Exclude the pictures, then repeat the remaining data exactly.

___ DATA LISTING

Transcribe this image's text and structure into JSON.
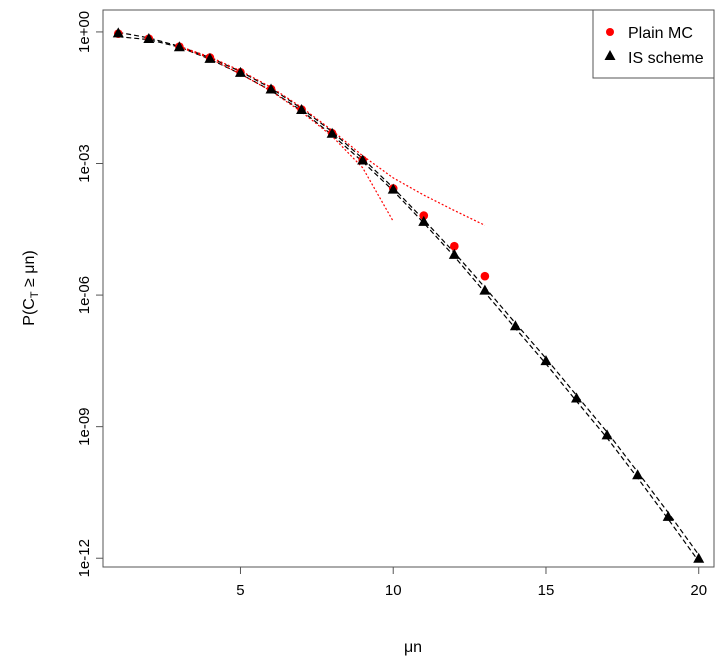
{
  "chart_data": {
    "type": "scatter",
    "xlabel": "μn",
    "ylabel_parts": [
      "P(C",
      "T",
      " ≥ μn)"
    ],
    "x_ticks": [
      5,
      10,
      15,
      20
    ],
    "y_ticks": [
      {
        "exp": 0,
        "label": "1e+00"
      },
      {
        "exp": -3,
        "label": "1e-03"
      },
      {
        "exp": -6,
        "label": "1e-06"
      },
      {
        "exp": -9,
        "label": "1e-09"
      },
      {
        "exp": -12,
        "label": "1e-12"
      }
    ],
    "x_range": [
      0.5,
      20.5
    ],
    "y_log10_range": [
      -12.2,
      0.5
    ],
    "y_scale": "log",
    "grid": false,
    "legend_position": "top-right",
    "series": [
      {
        "name": "Plain MC",
        "marker": "circle",
        "color": "#ff0000",
        "x": [
          1,
          2,
          3,
          4,
          5,
          6,
          7,
          8,
          9,
          10,
          11,
          12,
          13
        ],
        "y": [
          0.91,
          0.7,
          0.46,
          0.26,
          0.12,
          0.05,
          0.017,
          0.0049,
          0.0012,
          0.00027,
          6.5e-05,
          1.3e-05,
          2.7e-06
        ]
      },
      {
        "name": "IS scheme",
        "marker": "triangle",
        "color": "#000000",
        "x": [
          1,
          2,
          3,
          4,
          5,
          6,
          7,
          8,
          9,
          10,
          11,
          12,
          13,
          14,
          15,
          16,
          17,
          18,
          19,
          20
        ],
        "y": [
          0.95,
          0.71,
          0.46,
          0.25,
          0.12,
          0.05,
          0.017,
          0.0049,
          0.0012,
          0.00026,
          4.8e-05,
          8.5e-06,
          1.3e-06,
          2e-07,
          3.2e-08,
          4.5e-09,
          6.5e-10,
          8e-11,
          9e-12,
          1e-12
        ]
      }
    ],
    "reference_curves": [
      {
        "name": "upper-dashed",
        "style": "dashed",
        "color": "#000000",
        "x": [
          1,
          2,
          3,
          4,
          5,
          6,
          7,
          8,
          9,
          10,
          11,
          12,
          13,
          14,
          15,
          16,
          17,
          18,
          19,
          20
        ],
        "y": [
          0.98,
          0.73,
          0.47,
          0.26,
          0.125,
          0.052,
          0.018,
          0.0053,
          0.0013,
          0.00028,
          5.2e-05,
          9.3e-06,
          1.5e-06,
          2.3e-07,
          3.6e-08,
          5.2e-09,
          7.5e-10,
          9.3e-11,
          1.1e-11,
          1.2e-12
        ]
      },
      {
        "name": "lower-dashed",
        "style": "dashed",
        "color": "#000000",
        "x": [
          1,
          2,
          3,
          4,
          5,
          6,
          7,
          8,
          9,
          10,
          11,
          12,
          13,
          14,
          15,
          16,
          17,
          18,
          19,
          20
        ],
        "y": [
          0.78,
          0.67,
          0.45,
          0.24,
          0.11,
          0.046,
          0.016,
          0.0045,
          0.0011,
          0.00024,
          4.4e-05,
          7.6e-06,
          1.15e-06,
          1.75e-07,
          2.7e-08,
          3.8e-09,
          5.5e-10,
          6.8e-11,
          7.8e-12,
          8.5e-13
        ]
      },
      {
        "name": "mc-upper-dotted",
        "style": "dotted",
        "color": "#ff0000",
        "x": [
          3,
          4,
          5,
          6,
          7,
          8,
          9,
          10,
          11,
          12,
          13
        ],
        "y": [
          0.47,
          0.27,
          0.13,
          0.055,
          0.019,
          0.0057,
          0.0015,
          0.00047,
          0.00019,
          8.5e-05,
          3.9e-05
        ]
      },
      {
        "name": "mc-lower-dotted",
        "style": "dotted",
        "color": "#ff0000",
        "x": [
          3,
          4,
          5,
          6,
          7,
          8,
          9,
          10
        ],
        "y": [
          0.45,
          0.25,
          0.11,
          0.045,
          0.015,
          0.0042,
          0.0008,
          4.8e-05
        ]
      }
    ]
  }
}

______

> [RESPONSE BELOW]:
Transcribe this image's text and structure into JSON.
{
  "chart_data": {
    "type": "scatter",
    "xlabel": "μn",
    "ylabel_parts": [
      "P(C",
      "T",
      " ≥ μn)"
    ],
    "x_ticks": [
      5,
      10,
      15,
      20
    ],
    "y_ticks": [
      {
        "exp": 0,
        "label": "1e+00"
      },
      {
        "exp": -3,
        "label": "1e-03"
      },
      {
        "exp": -6,
        "label": "1e-06"
      },
      {
        "exp": -9,
        "label": "1e-09"
      },
      {
        "exp": -12,
        "label": "1e-12"
      }
    ],
    "x_range": [
      0.5,
      20.5
    ],
    "y_log10_range": [
      -12.2,
      0.5
    ],
    "y_scale": "log",
    "grid": false,
    "legend_position": "top-right",
    "series": [
      {
        "name": "Plain MC",
        "marker": "circle",
        "color": "#ff0000",
        "x": [
          1,
          2,
          3,
          4,
          5,
          6,
          7,
          8,
          9,
          10,
          11,
          12,
          13
        ],
        "y": [
          0.91,
          0.7,
          0.46,
          0.26,
          0.12,
          0.05,
          0.017,
          0.0049,
          0.0012,
          0.00027,
          6.5e-05,
          1.3e-05,
          2.7e-06
        ]
      },
      {
        "name": "IS scheme",
        "marker": "triangle",
        "color": "#000000",
        "x": [
          1,
          2,
          3,
          4,
          5,
          6,
          7,
          8,
          9,
          10,
          11,
          12,
          13,
          14,
          15,
          16,
          17,
          18,
          19,
          20
        ],
        "y": [
          0.95,
          0.71,
          0.46,
          0.25,
          0.12,
          0.05,
          0.017,
          0.0049,
          0.0012,
          0.00026,
          4.8e-05,
          8.5e-06,
          1.3e-06,
          2e-07,
          3.2e-08,
          4.5e-09,
          6.5e-10,
          8e-11,
          9e-12,
          1e-12
        ]
      }
    ],
    "reference_curves": [
      {
        "name": "upper-dashed",
        "style": "dashed",
        "color": "#000000",
        "x": [
          1,
          2,
          3,
          4,
          5,
          6,
          7,
          8,
          9,
          10,
          11,
          12,
          13,
          14,
          15,
          16,
          17,
          18,
          19,
          20
        ],
        "y": [
          0.98,
          0.73,
          0.47,
          0.26,
          0.125,
          0.052,
          0.018,
          0.0053,
          0.0013,
          0.00028,
          5.2e-05,
          9.3e-06,
          1.5e-06,
          2.3e-07,
          3.6e-08,
          5.2e-09,
          7.5e-10,
          9.3e-11,
          1.1e-11,
          1.2e-12
        ]
      },
      {
        "name": "lower-dashed",
        "style": "dashed",
        "color": "#000000",
        "x": [
          1,
          2,
          3,
          4,
          5,
          6,
          7,
          8,
          9,
          10,
          11,
          12,
          13,
          14,
          15,
          16,
          17,
          18,
          19,
          20
        ],
        "y": [
          0.78,
          0.67,
          0.45,
          0.24,
          0.11,
          0.046,
          0.016,
          0.0045,
          0.0011,
          0.00024,
          4.4e-05,
          7.6e-06,
          1.15e-06,
          1.75e-07,
          2.7e-08,
          3.8e-09,
          5.5e-10,
          6.8e-11,
          7.8e-12,
          8.5e-13
        ]
      },
      {
        "name": "mc-upper-dotted",
        "style": "dotted",
        "color": "#ff0000",
        "x": [
          3,
          4,
          5,
          6,
          7,
          8,
          9,
          10,
          11,
          12,
          13
        ],
        "y": [
          0.47,
          0.27,
          0.13,
          0.055,
          0.019,
          0.0057,
          0.0015,
          0.00047,
          0.00019,
          8.5e-05,
          3.9e-05
        ]
      },
      {
        "name": "mc-lower-dotted",
        "style": "dotted",
        "color": "#ff0000",
        "x": [
          3,
          4,
          5,
          6,
          7,
          8,
          9,
          10
        ],
        "y": [
          0.45,
          0.25,
          0.11,
          0.045,
          0.015,
          0.0042,
          0.0008,
          4.8e-05
        ]
      }
    ]
  }
}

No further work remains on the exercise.